*To be done*: Please retype the records below exactly, leaving out any pictures.

*Listed entries*:
——

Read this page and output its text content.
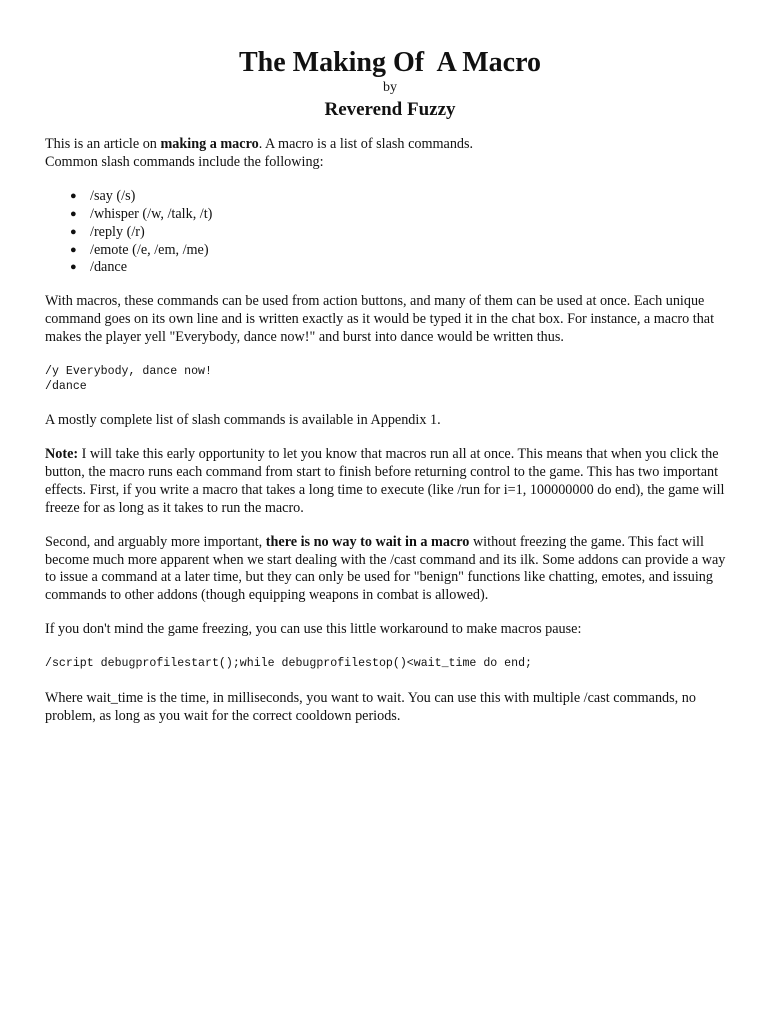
The Making Of  A Macro
by
Reverend Fuzzy

This is an article on making a macro. A macro is a list of slash commands.
Common slash commands include the following:

● /say (/s)
● /whisper (/w, /talk, /t)
● /reply (/r)
● /emote (/e, /em, /me)
● /dance

With macros, these commands can be used from action buttons, and many of them can be used at once. Each unique command goes on its own line and is written exactly as it would be typed it in the chat box. For instance, a macro that makes the player yell "Everybody, dance now!" and burst into dance would be written thus.

/y Everybody, dance now!
/dance

A mostly complete list of slash commands is available in Appendix 1.

Note: I will take this early opportunity to let you know that macros run all at once. This means that when you click the button, the macro runs each command from start to finish before returning control to the game. This has two important effects. First, if you write a macro that takes a long time to execute (like /run for i=1, 100000000 do end), the game will freeze for as long as it takes to run the macro.

Second, and arguably more important, there is no way to wait in a macro without freezing the game. This fact will become much more apparent when we start dealing with the /cast command and its ilk. Some addons can provide a way to issue a command at a later time, but they can only be used for "benign" functions like chatting, emotes, and issuing commands to other addons (though equipping weapons in combat is allowed).

If you don't mind the game freezing, you can use this little workaround to make macros pause:

/script debugprofilestart();while debugprofilestop()<wait_time do end;

Where wait_time is the time, in milliseconds, you want to wait. You can use this with multiple /cast commands, no problem, as long as you wait for the correct cooldown periods.
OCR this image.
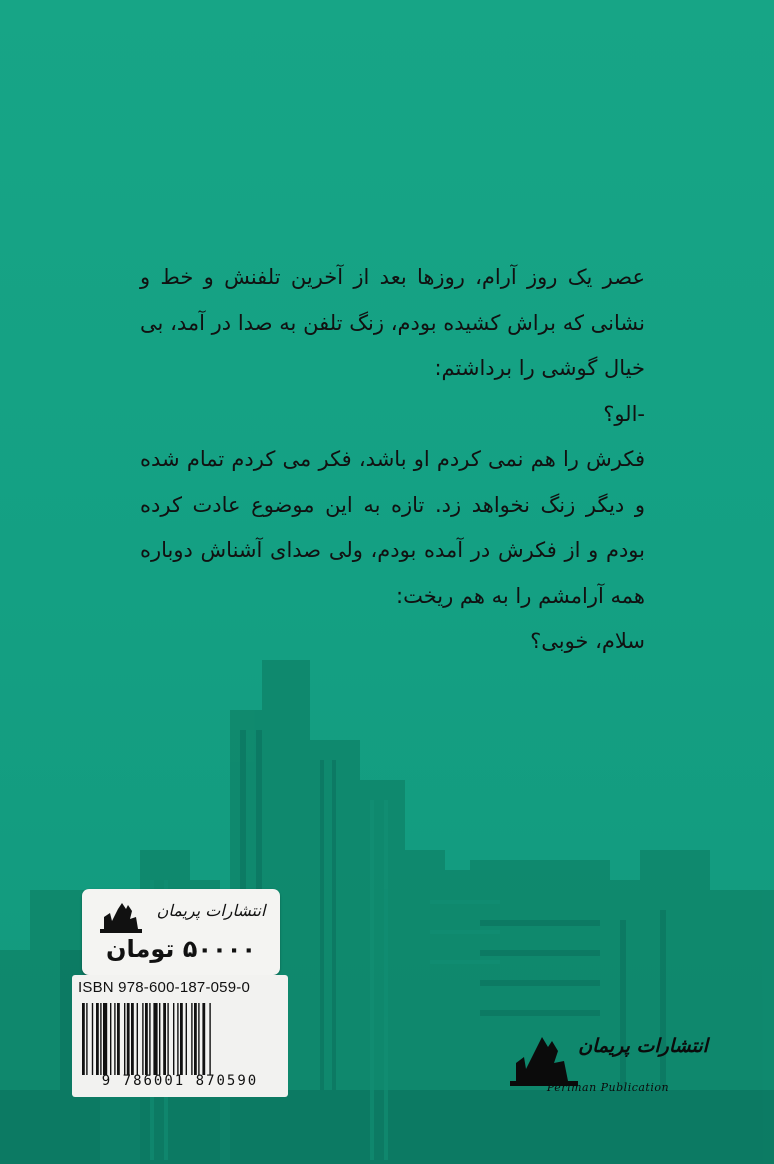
عصر یک روز آرام، روزها بعد از آخرین تلفنش و خط و نشانی که براش کشیده بودم، زنگ تلفن به صدا در آمد، بی خیال گوشی را برداشتم:

-الو؟

فکرش را هم نمی کردم او باشد، فکر می کردم تمام شده و دیگر زنگ نخواهد زد. تازه به این موضوع عادت کرده بودم و از فکرش در آمده بودم، ولی صدای آشناش دوباره همه آرامشم را به هم ریخت:

سلام، خوبی؟

انتشارات پریمان
۵۰۰۰۰ تومان
ISBN 978-600-187-059-0
9 786001 870590
انتشارات پریمان
Periman Publication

——

*The output*:
Read this page and output its text content.
The Making Of  A Macro
by
Reverend Fuzzy

This is an article on making a macro. A macro is a list of slash commands.
Common slash commands include the following:

● /say (/s)
● /whisper (/w, /talk, /t)
● /reply (/r)
● /emote (/e, /em, /me)
● /dance

With macros, these commands can be used from action buttons, and many of them can be used at once. Each unique command goes on its own line and is written exactly as it would be typed it in the chat box. For instance, a macro that makes the player yell "Everybody, dance now!" and burst into dance would be written thus.

/y Everybody, dance now!
/dance

A mostly complete list of slash commands is available in Appendix 1.

Note: I will take this early opportunity to let you know that macros run all at once. This means that when you click the button, the macro runs each command from start to finish before returning control to the game. This has two important effects. First, if you write a macro that takes a long time to execute (like /run for i=1, 100000000 do end), the game will freeze for as long as it takes to run the macro.

Second, and arguably more important, there is no way to wait in a macro without freezing the game. This fact will become much more apparent when we start dealing with the /cast command and its ilk. Some addons can provide a way to issue a command at a later time, but they can only be used for "benign" functions like chatting, emotes, and issuing commands to other addons (though equipping weapons in combat is allowed).

If you don't mind the game freezing, you can use this little workaround to make macros pause:

/script debugprofilestart();while debugprofilestop()<wait_time do end;

Where wait_time is the time, in milliseconds, you want to wait. You can use this with multiple /cast commands, no problem, as long as you wait for the correct cooldown periods.
OCR this image.
عصر یک روز آرام، روزها بعد از آخرین تلفنش و خط و نشانی که براش کشیده بودم، زنگ تلفن به صدا در آمد، بی خیال گوشی را برداشتم:

-الو؟

فکرش را هم نمی کردم او باشد، فکر می کردم تمام شده و دیگر زنگ نخواهد زد. تازه به این موضوع عادت کرده بودم و از فکرش در آمده بودم، ولی صدای آشناش دوباره همه آرامشم را به هم ریخت:

سلام، خوبی؟

انتشارات پریمان
۵۰۰۰۰ تومان
ISBN 978-600-187-059-0
9 786001 870590
انتشارات پریمان
Periman Publication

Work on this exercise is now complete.